■ Task to carry out:
Take every line from the material that has the word "Pulse" in it.

++++ Data to process

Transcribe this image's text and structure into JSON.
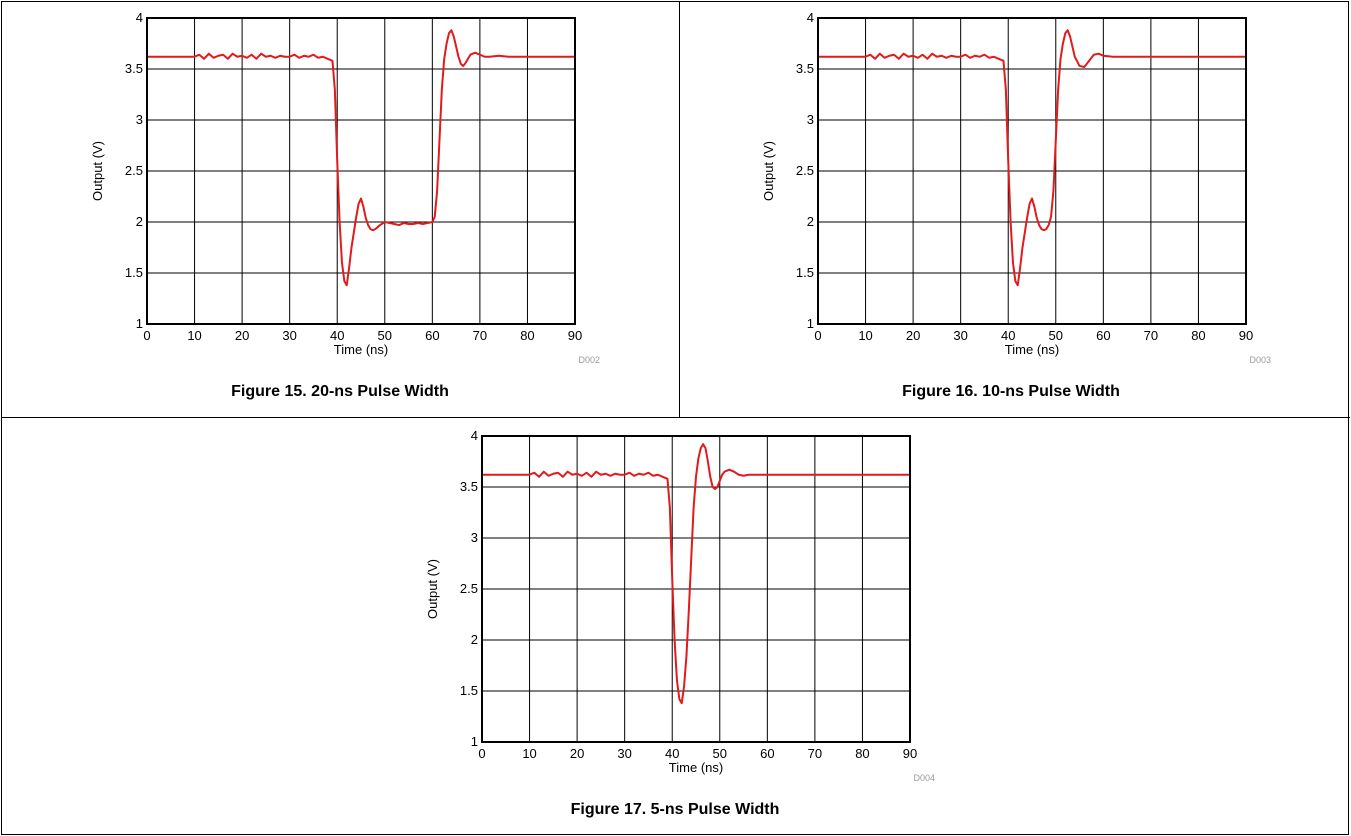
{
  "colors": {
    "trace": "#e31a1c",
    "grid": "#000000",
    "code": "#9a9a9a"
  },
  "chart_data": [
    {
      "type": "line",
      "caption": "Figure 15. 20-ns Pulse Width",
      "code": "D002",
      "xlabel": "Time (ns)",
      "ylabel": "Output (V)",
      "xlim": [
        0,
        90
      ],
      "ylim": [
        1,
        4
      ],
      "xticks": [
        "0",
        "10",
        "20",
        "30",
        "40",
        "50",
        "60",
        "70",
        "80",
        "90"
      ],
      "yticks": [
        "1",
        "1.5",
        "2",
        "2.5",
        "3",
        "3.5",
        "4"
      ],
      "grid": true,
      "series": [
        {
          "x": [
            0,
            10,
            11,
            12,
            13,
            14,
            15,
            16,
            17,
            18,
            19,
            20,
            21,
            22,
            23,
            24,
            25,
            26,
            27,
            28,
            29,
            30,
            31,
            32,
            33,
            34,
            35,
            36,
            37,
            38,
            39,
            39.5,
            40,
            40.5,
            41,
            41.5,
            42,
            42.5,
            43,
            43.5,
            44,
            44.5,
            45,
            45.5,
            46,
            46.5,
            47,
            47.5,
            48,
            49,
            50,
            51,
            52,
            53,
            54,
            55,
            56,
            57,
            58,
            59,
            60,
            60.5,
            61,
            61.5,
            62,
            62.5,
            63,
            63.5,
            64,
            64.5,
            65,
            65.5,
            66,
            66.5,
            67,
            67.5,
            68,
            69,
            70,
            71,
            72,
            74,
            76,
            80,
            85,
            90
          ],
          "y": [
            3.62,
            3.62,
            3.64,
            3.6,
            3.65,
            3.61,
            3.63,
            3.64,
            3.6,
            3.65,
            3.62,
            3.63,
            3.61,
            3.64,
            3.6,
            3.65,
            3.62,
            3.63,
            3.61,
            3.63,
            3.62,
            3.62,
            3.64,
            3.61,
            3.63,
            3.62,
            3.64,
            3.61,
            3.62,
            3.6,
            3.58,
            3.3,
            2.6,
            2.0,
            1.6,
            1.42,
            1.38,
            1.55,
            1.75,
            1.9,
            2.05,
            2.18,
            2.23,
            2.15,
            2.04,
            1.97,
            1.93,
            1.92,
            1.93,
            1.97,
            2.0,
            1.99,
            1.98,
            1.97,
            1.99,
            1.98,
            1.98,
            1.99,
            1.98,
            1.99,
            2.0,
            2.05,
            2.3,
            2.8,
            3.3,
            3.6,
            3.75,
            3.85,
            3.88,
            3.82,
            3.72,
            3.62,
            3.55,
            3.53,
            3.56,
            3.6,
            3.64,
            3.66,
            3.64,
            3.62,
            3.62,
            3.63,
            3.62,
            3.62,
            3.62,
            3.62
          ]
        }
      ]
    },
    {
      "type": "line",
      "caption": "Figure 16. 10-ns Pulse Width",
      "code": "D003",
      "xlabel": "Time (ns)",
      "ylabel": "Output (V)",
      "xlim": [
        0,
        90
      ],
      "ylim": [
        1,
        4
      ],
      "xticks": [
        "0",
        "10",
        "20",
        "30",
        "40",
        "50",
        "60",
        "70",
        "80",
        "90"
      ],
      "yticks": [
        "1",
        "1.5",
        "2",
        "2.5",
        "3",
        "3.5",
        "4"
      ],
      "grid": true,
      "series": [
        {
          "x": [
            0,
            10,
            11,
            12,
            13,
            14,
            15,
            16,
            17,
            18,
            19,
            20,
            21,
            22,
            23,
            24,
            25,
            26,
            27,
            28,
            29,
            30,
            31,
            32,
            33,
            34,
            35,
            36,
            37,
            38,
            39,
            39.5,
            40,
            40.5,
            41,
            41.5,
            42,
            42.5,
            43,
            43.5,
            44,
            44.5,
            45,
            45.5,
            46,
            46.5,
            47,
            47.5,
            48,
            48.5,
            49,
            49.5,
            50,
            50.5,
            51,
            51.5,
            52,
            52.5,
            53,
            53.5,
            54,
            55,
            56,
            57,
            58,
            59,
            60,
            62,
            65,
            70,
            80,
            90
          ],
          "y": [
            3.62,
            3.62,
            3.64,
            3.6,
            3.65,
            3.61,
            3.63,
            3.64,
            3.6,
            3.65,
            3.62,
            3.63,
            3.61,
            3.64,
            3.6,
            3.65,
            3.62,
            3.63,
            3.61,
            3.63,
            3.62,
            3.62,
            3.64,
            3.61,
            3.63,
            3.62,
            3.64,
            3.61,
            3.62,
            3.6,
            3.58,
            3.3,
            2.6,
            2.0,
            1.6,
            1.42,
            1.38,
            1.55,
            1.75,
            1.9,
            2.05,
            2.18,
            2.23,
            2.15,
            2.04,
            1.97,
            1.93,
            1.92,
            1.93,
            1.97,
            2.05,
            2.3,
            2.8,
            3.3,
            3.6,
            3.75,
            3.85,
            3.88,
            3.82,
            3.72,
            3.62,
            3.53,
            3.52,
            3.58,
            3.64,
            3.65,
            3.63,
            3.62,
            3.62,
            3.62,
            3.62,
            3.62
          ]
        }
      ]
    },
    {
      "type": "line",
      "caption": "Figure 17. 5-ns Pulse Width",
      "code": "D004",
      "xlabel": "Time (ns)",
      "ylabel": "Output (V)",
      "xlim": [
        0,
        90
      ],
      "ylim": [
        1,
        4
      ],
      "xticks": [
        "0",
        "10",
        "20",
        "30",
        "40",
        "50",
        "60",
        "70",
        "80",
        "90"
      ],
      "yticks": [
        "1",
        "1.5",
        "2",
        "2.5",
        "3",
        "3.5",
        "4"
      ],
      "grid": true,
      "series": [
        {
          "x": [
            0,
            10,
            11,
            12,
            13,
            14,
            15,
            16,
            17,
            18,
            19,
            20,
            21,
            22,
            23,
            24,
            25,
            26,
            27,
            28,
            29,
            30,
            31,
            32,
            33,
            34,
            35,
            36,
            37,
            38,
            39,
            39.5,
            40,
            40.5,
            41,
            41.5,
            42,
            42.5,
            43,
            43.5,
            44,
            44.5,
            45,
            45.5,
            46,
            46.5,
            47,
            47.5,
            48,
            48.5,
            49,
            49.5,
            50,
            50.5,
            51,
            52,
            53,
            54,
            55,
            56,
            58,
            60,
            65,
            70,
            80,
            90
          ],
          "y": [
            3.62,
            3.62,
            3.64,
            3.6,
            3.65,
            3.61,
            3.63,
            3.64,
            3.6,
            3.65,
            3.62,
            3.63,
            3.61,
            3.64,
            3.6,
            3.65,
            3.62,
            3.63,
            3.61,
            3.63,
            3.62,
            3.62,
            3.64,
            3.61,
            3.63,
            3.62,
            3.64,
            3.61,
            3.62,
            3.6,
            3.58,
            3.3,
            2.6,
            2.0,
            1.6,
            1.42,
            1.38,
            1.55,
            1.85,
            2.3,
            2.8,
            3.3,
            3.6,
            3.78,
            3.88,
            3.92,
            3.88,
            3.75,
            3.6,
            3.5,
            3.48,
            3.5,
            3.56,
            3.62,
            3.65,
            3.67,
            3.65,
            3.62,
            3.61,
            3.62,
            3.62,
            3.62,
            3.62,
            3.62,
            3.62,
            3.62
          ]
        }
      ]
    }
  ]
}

++++++++

■ Worked solution:
      "caption": "Figure 15. 20-ns Pulse Width",
      "caption": "Figure 16. 10-ns Pulse Width",
      "caption": "Figure 17. 5-ns Pulse Width",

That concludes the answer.